▸ Task goal: Determine how many lines contain the string "base" and reply with that number alone.

— Start of Records for the exercise —

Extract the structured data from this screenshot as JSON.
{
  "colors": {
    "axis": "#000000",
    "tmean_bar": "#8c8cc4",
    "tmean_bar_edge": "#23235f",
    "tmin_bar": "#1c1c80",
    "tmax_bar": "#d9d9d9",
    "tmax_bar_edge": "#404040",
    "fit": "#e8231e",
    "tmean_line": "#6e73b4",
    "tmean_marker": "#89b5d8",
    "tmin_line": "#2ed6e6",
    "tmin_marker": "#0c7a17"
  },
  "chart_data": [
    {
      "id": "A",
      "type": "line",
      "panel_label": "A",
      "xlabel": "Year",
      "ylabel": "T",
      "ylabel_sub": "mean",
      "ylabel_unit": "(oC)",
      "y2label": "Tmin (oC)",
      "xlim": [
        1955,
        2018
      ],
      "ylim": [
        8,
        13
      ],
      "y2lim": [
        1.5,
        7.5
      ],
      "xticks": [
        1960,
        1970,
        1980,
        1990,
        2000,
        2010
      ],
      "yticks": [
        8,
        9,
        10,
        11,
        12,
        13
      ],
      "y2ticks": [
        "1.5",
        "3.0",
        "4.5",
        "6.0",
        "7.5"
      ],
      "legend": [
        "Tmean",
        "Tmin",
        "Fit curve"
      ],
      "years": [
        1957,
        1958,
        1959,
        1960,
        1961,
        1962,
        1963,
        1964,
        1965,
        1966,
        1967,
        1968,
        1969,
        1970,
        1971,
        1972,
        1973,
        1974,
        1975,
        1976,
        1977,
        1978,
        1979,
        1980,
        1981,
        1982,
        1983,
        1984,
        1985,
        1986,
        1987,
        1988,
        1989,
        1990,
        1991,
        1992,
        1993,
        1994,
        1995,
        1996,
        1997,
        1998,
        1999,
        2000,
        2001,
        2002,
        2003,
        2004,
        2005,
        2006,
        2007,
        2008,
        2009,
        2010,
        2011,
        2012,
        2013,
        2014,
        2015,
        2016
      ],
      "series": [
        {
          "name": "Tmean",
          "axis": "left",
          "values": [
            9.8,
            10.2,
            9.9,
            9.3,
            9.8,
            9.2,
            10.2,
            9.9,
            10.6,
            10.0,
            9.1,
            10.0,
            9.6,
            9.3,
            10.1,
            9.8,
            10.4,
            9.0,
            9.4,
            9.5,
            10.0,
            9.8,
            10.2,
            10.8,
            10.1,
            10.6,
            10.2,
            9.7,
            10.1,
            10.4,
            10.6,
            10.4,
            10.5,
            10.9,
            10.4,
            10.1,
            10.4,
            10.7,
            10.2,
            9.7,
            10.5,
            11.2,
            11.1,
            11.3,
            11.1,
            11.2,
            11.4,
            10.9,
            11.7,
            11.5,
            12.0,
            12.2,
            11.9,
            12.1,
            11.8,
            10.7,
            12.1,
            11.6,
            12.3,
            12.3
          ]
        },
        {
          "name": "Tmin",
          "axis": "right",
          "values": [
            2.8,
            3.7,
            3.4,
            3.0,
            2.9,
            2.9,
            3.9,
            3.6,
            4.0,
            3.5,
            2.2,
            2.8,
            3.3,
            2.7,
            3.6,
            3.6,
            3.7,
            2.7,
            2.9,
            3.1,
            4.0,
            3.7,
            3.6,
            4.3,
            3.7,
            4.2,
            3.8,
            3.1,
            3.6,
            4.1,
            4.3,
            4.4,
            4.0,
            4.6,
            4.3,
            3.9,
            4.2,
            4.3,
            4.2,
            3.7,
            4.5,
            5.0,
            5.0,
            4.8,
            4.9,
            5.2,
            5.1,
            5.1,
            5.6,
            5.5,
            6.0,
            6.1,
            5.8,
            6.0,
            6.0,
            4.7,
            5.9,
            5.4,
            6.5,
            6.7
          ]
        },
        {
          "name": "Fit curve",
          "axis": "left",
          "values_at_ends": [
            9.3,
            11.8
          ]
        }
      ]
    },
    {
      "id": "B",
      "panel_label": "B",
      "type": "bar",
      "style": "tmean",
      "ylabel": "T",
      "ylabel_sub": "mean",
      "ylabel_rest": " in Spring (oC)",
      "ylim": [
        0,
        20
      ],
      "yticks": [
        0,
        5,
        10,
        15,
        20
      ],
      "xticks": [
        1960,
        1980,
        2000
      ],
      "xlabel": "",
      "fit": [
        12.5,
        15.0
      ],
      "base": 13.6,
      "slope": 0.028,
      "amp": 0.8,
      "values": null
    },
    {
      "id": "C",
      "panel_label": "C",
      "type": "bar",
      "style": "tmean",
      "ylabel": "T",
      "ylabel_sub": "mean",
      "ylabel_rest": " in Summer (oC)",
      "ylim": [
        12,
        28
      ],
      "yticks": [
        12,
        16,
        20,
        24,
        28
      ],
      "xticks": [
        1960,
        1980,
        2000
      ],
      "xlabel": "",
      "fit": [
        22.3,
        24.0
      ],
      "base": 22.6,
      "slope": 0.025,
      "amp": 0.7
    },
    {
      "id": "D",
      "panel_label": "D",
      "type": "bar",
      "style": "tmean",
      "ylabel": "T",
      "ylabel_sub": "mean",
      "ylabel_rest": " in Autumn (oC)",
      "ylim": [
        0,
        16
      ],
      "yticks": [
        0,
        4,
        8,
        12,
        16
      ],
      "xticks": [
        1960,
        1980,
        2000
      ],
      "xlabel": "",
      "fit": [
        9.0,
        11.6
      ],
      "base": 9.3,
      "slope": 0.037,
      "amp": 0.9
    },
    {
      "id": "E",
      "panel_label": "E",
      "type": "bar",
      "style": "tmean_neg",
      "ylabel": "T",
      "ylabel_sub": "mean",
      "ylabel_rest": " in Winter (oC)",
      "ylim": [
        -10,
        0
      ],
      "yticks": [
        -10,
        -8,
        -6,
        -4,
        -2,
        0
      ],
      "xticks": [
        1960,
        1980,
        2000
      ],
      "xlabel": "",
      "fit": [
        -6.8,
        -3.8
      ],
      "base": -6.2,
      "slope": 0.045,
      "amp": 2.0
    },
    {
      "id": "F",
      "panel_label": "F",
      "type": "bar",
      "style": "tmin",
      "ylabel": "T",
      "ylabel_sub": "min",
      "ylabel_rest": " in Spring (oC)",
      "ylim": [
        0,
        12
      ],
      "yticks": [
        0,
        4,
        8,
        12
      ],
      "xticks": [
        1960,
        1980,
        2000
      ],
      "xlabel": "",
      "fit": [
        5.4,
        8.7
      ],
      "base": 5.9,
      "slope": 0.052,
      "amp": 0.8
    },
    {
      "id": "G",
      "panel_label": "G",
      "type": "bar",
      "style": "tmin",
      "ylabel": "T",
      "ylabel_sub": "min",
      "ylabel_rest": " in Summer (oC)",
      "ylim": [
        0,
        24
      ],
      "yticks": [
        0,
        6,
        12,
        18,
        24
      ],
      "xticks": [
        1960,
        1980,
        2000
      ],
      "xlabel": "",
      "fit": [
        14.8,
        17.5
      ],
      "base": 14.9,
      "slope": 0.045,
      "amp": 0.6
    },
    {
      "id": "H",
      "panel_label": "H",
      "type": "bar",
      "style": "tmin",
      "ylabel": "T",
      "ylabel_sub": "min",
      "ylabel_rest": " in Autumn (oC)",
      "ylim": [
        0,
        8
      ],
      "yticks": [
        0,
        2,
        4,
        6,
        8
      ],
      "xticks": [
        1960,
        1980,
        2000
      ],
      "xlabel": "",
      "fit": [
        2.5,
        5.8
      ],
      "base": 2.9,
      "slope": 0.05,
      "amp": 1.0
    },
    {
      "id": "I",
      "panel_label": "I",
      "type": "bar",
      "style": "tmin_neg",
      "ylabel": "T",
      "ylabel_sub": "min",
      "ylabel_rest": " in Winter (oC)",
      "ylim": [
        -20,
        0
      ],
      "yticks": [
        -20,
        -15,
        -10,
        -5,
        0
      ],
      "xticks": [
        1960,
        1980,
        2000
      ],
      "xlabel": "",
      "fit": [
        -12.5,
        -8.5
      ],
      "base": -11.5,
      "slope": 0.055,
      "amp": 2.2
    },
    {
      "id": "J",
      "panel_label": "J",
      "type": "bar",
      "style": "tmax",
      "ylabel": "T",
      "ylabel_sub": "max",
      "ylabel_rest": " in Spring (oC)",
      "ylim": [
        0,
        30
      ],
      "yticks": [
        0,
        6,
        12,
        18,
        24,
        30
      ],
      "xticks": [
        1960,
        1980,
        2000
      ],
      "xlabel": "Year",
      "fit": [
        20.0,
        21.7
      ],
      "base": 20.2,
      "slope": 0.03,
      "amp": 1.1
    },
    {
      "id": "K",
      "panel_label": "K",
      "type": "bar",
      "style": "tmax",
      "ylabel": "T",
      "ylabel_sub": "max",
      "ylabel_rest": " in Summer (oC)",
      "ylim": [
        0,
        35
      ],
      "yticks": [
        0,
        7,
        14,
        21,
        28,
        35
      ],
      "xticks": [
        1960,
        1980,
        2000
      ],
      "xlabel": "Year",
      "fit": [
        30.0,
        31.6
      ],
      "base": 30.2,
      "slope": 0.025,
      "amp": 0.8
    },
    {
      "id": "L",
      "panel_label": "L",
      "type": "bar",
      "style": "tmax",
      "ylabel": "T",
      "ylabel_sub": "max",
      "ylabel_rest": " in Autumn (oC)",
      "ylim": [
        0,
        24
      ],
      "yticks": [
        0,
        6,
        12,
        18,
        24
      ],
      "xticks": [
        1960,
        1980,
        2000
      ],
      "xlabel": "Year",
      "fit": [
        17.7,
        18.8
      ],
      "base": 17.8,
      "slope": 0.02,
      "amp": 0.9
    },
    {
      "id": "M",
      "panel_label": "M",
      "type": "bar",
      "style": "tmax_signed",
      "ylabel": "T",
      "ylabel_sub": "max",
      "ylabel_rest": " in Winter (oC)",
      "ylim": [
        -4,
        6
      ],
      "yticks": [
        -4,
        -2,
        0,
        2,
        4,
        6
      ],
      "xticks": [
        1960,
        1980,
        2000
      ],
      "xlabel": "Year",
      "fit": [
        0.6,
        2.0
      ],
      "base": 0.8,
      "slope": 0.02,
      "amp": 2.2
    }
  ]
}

— End of Records for the exercise —

▸ Response to this task: 12